-- Records --
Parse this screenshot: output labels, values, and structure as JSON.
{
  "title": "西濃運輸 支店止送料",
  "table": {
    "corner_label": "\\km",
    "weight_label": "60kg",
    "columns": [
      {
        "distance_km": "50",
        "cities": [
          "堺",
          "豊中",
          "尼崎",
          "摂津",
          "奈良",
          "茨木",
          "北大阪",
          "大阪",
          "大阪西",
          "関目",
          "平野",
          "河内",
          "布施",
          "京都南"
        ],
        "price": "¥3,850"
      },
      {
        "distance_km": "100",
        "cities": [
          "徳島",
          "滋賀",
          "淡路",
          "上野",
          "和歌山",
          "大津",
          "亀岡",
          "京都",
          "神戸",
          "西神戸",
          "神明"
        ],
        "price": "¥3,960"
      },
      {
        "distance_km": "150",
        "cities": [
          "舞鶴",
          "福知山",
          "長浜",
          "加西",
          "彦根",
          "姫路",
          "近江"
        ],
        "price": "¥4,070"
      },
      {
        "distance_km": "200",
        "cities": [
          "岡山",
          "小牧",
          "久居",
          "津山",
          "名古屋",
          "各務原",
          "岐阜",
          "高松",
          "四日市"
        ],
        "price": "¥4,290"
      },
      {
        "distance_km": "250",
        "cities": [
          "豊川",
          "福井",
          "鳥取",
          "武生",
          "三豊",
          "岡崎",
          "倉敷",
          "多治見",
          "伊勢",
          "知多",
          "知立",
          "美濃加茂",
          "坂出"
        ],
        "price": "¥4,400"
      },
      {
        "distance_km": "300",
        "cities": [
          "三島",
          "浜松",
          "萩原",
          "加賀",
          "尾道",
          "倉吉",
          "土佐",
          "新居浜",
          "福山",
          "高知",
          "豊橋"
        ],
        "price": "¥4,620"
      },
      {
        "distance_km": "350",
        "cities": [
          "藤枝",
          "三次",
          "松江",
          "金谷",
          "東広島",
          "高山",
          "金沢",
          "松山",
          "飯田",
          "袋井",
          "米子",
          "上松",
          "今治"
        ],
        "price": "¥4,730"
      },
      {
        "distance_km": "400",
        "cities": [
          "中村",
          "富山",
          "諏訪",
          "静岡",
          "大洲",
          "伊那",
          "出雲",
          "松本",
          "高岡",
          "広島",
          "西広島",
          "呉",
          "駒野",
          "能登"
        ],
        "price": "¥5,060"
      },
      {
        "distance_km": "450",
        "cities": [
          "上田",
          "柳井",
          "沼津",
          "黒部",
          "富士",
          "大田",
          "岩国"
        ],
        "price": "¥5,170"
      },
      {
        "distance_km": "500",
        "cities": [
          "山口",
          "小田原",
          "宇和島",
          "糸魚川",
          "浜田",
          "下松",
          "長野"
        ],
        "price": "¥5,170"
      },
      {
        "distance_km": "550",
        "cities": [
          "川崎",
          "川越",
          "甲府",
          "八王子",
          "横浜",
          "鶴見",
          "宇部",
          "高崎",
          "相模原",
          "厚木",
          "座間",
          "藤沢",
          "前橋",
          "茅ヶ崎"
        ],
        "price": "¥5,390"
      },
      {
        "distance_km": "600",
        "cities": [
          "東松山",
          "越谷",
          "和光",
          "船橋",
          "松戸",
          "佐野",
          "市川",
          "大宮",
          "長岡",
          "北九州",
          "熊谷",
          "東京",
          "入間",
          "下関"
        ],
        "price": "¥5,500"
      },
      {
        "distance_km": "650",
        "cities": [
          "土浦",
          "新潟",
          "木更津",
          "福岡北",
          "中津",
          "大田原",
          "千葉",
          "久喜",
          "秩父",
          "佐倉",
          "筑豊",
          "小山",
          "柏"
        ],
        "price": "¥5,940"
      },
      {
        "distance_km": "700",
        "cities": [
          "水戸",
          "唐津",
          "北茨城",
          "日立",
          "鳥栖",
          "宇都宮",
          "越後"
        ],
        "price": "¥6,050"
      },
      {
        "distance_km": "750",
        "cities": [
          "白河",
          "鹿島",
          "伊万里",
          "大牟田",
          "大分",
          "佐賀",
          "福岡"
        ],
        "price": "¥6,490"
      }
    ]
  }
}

-- Task details --
Output every entry shown above, exactly.

-- Written response --
Parse this screenshot: output labels, values, and structure as JSON.
{
  "title": "西濃運輸 支店止送料",
  "table": {
    "corner_label": "\\km",
    "weight_label": "60kg",
    "columns": [
      {
        "distance_km": "50",
        "cities": [
          "堺",
          "豊中",
          "尼崎",
          "摂津",
          "奈良",
          "茨木",
          "北大阪",
          "大阪",
          "大阪西",
          "関目",
          "平野",
          "河内",
          "布施",
          "京都南"
        ],
        "price": "¥3,850"
      },
      {
        "distance_km": "100",
        "cities": [
          "徳島",
          "滋賀",
          "淡路",
          "上野",
          "和歌山",
          "大津",
          "亀岡",
          "京都",
          "神戸",
          "西神戸",
          "神明"
        ],
        "price": "¥3,960"
      },
      {
        "distance_km": "150",
        "cities": [
          "舞鶴",
          "福知山",
          "長浜",
          "加西",
          "彦根",
          "姫路",
          "近江"
        ],
        "price": "¥4,070"
      },
      {
        "distance_km": "200",
        "cities": [
          "岡山",
          "小牧",
          "久居",
          "津山",
          "名古屋",
          "各務原",
          "岐阜",
          "高松",
          "四日市"
        ],
        "price": "¥4,290"
      },
      {
        "distance_km": "250",
        "cities": [
          "豊川",
          "福井",
          "鳥取",
          "武生",
          "三豊",
          "岡崎",
          "倉敷",
          "多治見",
          "伊勢",
          "知多",
          "知立",
          "美濃加茂",
          "坂出"
        ],
        "price": "¥4,400"
      },
      {
        "distance_km": "300",
        "cities": [
          "三島",
          "浜松",
          "萩原",
          "加賀",
          "尾道",
          "倉吉",
          "土佐",
          "新居浜",
          "福山",
          "高知",
          "豊橋"
        ],
        "price": "¥4,620"
      },
      {
        "distance_km": "350",
        "cities": [
          "藤枝",
          "三次",
          "松江",
          "金谷",
          "東広島",
          "高山",
          "金沢",
          "松山",
          "飯田",
          "袋井",
          "米子",
          "上松",
          "今治"
        ],
        "price": "¥4,730"
      },
      {
        "distance_km": "400",
        "cities": [
          "中村",
          "富山",
          "諏訪",
          "静岡",
          "大洲",
          "伊那",
          "出雲",
          "松本",
          "高岡",
          "広島",
          "西広島",
          "呉",
          "駒野",
          "能登"
        ],
        "price": "¥5,060"
      },
      {
        "distance_km": "450",
        "cities": [
          "上田",
          "柳井",
          "沼津",
          "黒部",
          "富士",
          "大田",
          "岩国"
        ],
        "price": "¥5,170"
      },
      {
        "distance_km": "500",
        "cities": [
          "山口",
          "小田原",
          "宇和島",
          "糸魚川",
          "浜田",
          "下松",
          "長野"
        ],
        "price": "¥5,170"
      },
      {
        "distance_km": "550",
        "cities": [
          "川崎",
          "川越",
          "甲府",
          "八王子",
          "横浜",
          "鶴見",
          "宇部",
          "高崎",
          "相模原",
          "厚木",
          "座間",
          "藤沢",
          "前橋",
          "茅ヶ崎"
        ],
        "price": "¥5,390"
      },
      {
        "distance_km": "600",
        "cities": [
          "東松山",
          "越谷",
          "和光",
          "船橋",
          "松戸",
          "佐野",
          "市川",
          "大宮",
          "長岡",
          "北九州",
          "熊谷",
          "東京",
          "入間",
          "下関"
        ],
        "price": "¥5,500"
      },
      {
        "distance_km": "650",
        "cities": [
          "土浦",
          "新潟",
          "木更津",
          "福岡北",
          "中津",
          "大田原",
          "千葉",
          "久喜",
          "秩父",
          "佐倉",
          "筑豊",
          "小山",
          "柏"
        ],
        "price": "¥5,940"
      },
      {
        "distance_km": "700",
        "cities": [
          "水戸",
          "唐津",
          "北茨城",
          "日立",
          "鳥栖",
          "宇都宮",
          "越後"
        ],
        "price": "¥6,050"
      },
      {
        "distance_km": "750",
        "cities": [
          "白河",
          "鹿島",
          "伊万里",
          "大牟田",
          "大分",
          "佐賀",
          "福岡"
        ],
        "price": "¥6,490"
      }
    ]
  }
}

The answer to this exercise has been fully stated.